- [GIVEN INFORMATION]:
────────
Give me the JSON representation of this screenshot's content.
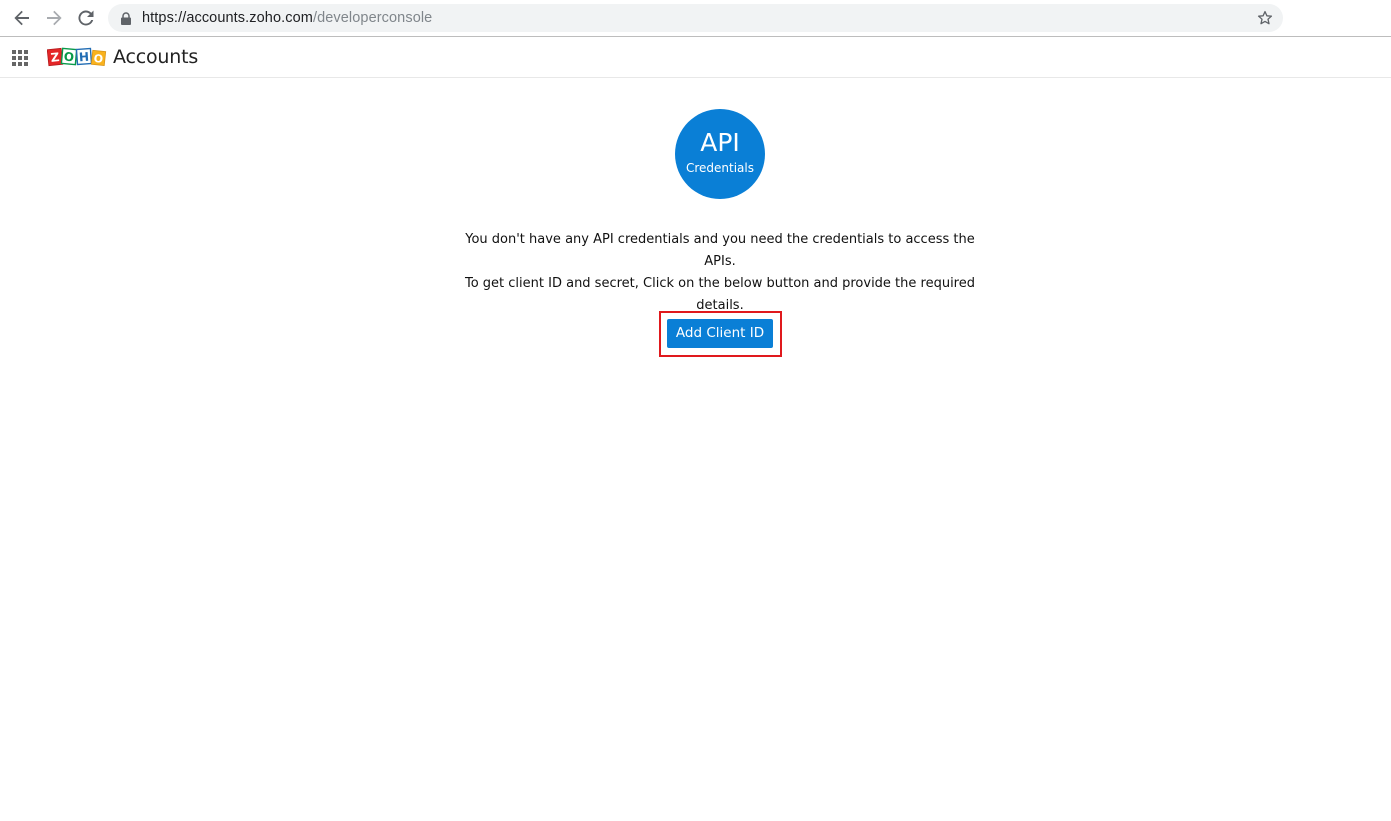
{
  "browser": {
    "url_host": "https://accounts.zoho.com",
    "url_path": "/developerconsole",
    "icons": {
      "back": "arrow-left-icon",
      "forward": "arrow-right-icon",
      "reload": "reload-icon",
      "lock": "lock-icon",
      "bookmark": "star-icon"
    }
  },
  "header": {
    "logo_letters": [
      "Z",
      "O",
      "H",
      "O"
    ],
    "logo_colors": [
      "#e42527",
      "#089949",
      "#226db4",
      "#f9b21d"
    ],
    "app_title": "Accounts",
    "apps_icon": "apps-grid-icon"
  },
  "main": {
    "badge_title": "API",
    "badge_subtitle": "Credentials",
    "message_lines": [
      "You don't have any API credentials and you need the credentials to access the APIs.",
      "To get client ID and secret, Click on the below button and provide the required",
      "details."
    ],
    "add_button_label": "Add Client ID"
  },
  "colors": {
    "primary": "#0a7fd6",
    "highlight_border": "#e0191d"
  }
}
────────
- [INSTRUCTIONS TO FOLLOW]:
Keep the pictures out of the copy and write out the data exactly as it stands.

- [FINISHED ANSWER]:
Give me the JSON representation of this screenshot's content.
{
  "browser": {
    "url_host": "https://accounts.zoho.com",
    "url_path": "/developerconsole",
    "icons": {
      "back": "arrow-left-icon",
      "forward": "arrow-right-icon",
      "reload": "reload-icon",
      "lock": "lock-icon",
      "bookmark": "star-icon"
    }
  },
  "header": {
    "logo_letters": [
      "Z",
      "O",
      "H",
      "O"
    ],
    "logo_colors": [
      "#e42527",
      "#089949",
      "#226db4",
      "#f9b21d"
    ],
    "app_title": "Accounts",
    "apps_icon": "apps-grid-icon"
  },
  "main": {
    "badge_title": "API",
    "badge_subtitle": "Credentials",
    "message_lines": [
      "You don't have any API credentials and you need the credentials to access the APIs.",
      "To get client ID and secret, Click on the below button and provide the required",
      "details."
    ],
    "add_button_label": "Add Client ID"
  },
  "colors": {
    "primary": "#0a7fd6",
    "highlight_border": "#e0191d"
  }
}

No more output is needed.